=== What needs to be done ===
Every record must be written out once more, with nothing added or omitted.

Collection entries
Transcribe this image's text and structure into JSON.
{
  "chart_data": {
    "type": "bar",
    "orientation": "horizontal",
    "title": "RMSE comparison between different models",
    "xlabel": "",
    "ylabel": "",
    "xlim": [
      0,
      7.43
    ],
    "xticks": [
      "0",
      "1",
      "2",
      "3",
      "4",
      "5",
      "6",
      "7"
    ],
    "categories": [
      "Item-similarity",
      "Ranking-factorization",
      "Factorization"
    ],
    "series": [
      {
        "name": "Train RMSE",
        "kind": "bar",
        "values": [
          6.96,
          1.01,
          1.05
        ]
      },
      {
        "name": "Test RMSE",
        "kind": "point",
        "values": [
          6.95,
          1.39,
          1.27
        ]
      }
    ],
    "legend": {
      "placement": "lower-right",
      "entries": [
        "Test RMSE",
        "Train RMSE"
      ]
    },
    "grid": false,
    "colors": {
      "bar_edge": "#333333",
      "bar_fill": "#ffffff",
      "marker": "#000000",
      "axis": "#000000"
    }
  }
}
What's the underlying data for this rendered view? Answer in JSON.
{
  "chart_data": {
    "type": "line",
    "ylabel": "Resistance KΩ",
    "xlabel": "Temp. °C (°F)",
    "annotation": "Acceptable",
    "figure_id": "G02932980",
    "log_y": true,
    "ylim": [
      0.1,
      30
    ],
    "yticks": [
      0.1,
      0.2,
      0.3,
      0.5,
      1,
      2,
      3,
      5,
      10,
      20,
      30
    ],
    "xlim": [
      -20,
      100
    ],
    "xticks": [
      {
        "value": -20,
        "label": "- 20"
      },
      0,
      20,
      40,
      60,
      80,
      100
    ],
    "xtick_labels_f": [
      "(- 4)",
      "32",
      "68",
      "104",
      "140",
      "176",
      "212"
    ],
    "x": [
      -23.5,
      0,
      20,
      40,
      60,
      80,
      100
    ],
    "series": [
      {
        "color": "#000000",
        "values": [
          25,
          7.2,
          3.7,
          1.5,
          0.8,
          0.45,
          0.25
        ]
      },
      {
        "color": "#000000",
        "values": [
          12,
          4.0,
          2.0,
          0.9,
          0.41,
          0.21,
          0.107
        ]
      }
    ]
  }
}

=== Written answer ===
Transcribe this image's text and structure into JSON.
{
  "chart_data": {
    "type": "bar",
    "orientation": "horizontal",
    "title": "RMSE comparison between different models",
    "xlabel": "",
    "ylabel": "",
    "xlim": [
      0,
      7.43
    ],
    "xticks": [
      "0",
      "1",
      "2",
      "3",
      "4",
      "5",
      "6",
      "7"
    ],
    "categories": [
      "Item-similarity",
      "Ranking-factorization",
      "Factorization"
    ],
    "series": [
      {
        "name": "Train RMSE",
        "kind": "bar",
        "values": [
          6.96,
          1.01,
          1.05
        ]
      },
      {
        "name": "Test RMSE",
        "kind": "point",
        "values": [
          6.95,
          1.39,
          1.27
        ]
      }
    ],
    "legend": {
      "placement": "lower-right",
      "entries": [
        "Test RMSE",
        "Train RMSE"
      ]
    },
    "grid": false,
    "colors": {
      "bar_edge": "#333333",
      "bar_fill": "#ffffff",
      "marker": "#000000",
      "axis": "#000000"
    }
  }
}
What's the underlying data for this rendered view? Answer in JSON.
{
  "chart_data": {
    "type": "line",
    "ylabel": "Resistance KΩ",
    "xlabel": "Temp. °C (°F)",
    "annotation": "Acceptable",
    "figure_id": "G02932980",
    "log_y": true,
    "ylim": [
      0.1,
      30
    ],
    "yticks": [
      0.1,
      0.2,
      0.3,
      0.5,
      1,
      2,
      3,
      5,
      10,
      20,
      30
    ],
    "xlim": [
      -20,
      100
    ],
    "xticks": [
      {
        "value": -20,
        "label": "- 20"
      },
      0,
      20,
      40,
      60,
      80,
      100
    ],
    "xtick_labels_f": [
      "(- 4)",
      "32",
      "68",
      "104",
      "140",
      "176",
      "212"
    ],
    "x": [
      -23.5,
      0,
      20,
      40,
      60,
      80,
      100
    ],
    "series": [
      {
        "color": "#000000",
        "values": [
          25,
          7.2,
          3.7,
          1.5,
          0.8,
          0.45,
          0.25
        ]
      },
      {
        "color": "#000000",
        "values": [
          12,
          4.0,
          2.0,
          0.9,
          0.41,
          0.21,
          0.107
        ]
      }
    ]
  }
}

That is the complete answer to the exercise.